* Source passage *
>>>

I think its definitely the fact that I live in London and its very multi-cultural. I'm always inspired by the stuff that's happening in the UK, as well as the American IDM artists I begun listening to as well as Japanese electronic musicians. 

You have said yourself that your music is a bit rough, in many ways I feel it almost represents anti-music in the same way that the baggy clothes junglists were anti-fashion in the face of the expensive Italian fashion that dominated the early UKG scene. It feels like it represents the anxious generation, those who aren’t as polished as we’re told we should be and represents something alternative to that. What is it about the free-flow form of your sound that attracts you to it so much?

I hate things being too confined, even in general life too. I don't like things being too clean in my music. I think that also goes back to the days when I was listening to a lot of math rock bands through bandcamp from around 2012 and a lot of them were DIY and unsigned so there was a lot of roughness in the recordings which I loved.

<<<

(Source data)
>>>

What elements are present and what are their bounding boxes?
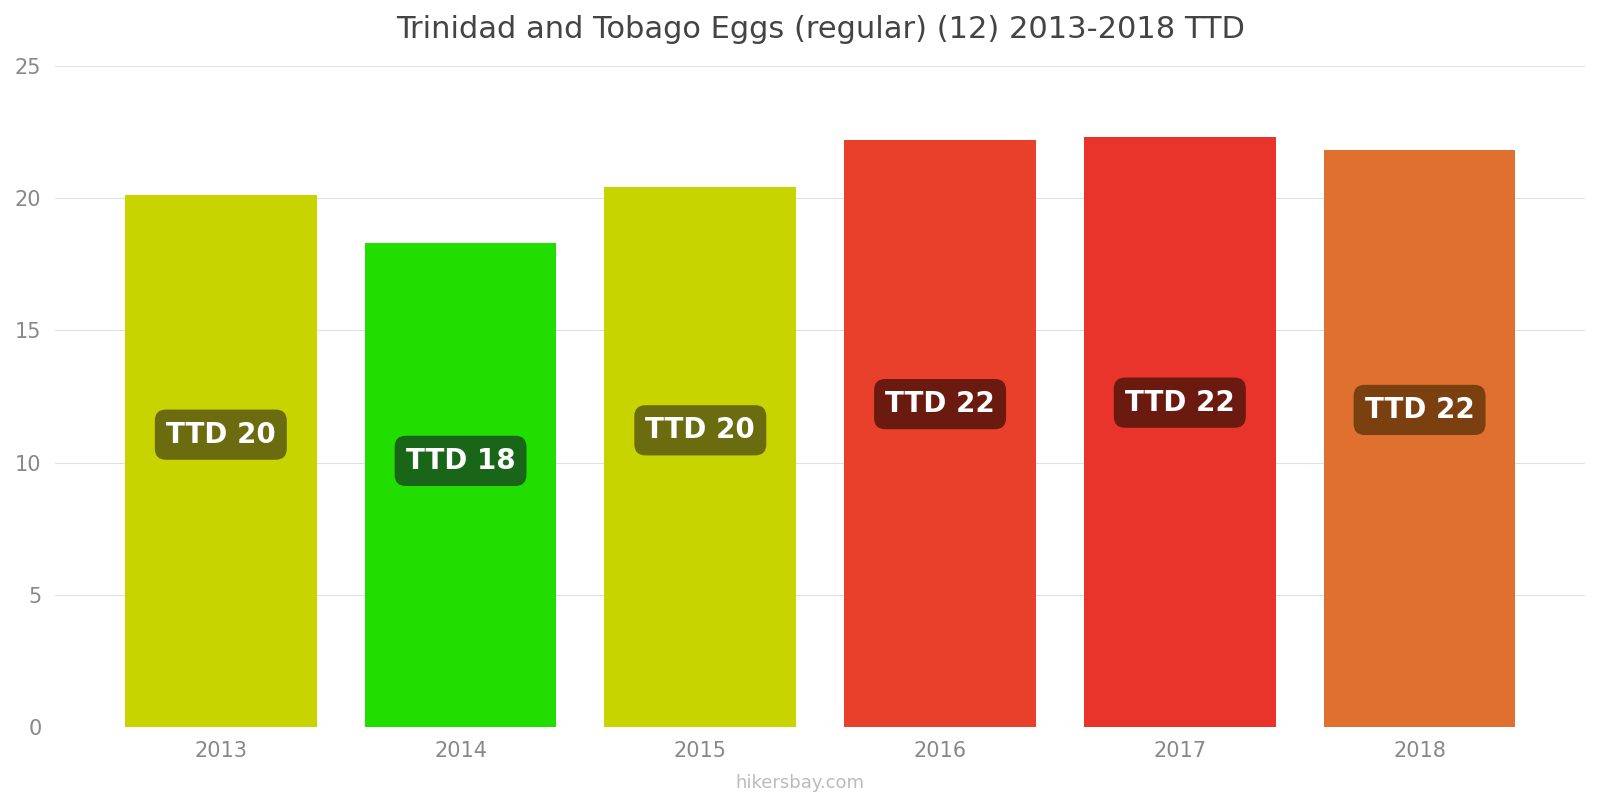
Bar [365,243,557,727]
Text: TTD 18: TTD 18 [406,447,515,475]
Text: TTD 22: TTD 22 [885,390,995,418]
Title: Trinidad and Tobago Eggs (regular) (12) 2013-2018 TTD: Trinidad and Tobago Eggs (regular) (12) … [395,15,1245,44]
Bar [605,187,797,727]
Text: TTD 20: TTD 20 [645,416,755,444]
Bar [1323,150,1515,727]
Text: TTD 22: TTD 22 [1125,389,1235,417]
Text: TTD 20: TTD 20 [166,421,275,449]
Bar [845,140,1035,727]
Bar [1083,138,1275,727]
Bar [125,195,317,727]
Text: hikersbay.com: hikersbay.com [736,774,864,792]
Text: TTD 22: TTD 22 [1365,396,1475,424]
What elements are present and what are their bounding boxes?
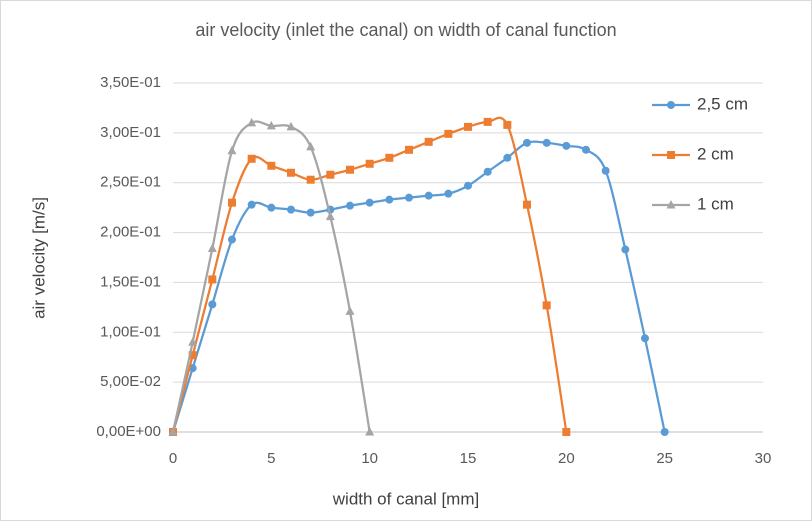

<<<

* Written task A *
In the interview excerpt, what kind of bands does the interviewee say they listened to through bandcamp from around 2012?
* Written task B *
Quote the interview excerpt word for word, beginning at the words "I think its" and stopping after "Japanese electronic musicians.".

* Task output A *
Math rock bands.

* Task output B *
I think its definitely the fact that I live in London and its very multi-cultural. I'm always inspired by the stuff that's happening in the UK, as well as the American IDM artists I begun listening to as well as Japanese electronic musicians.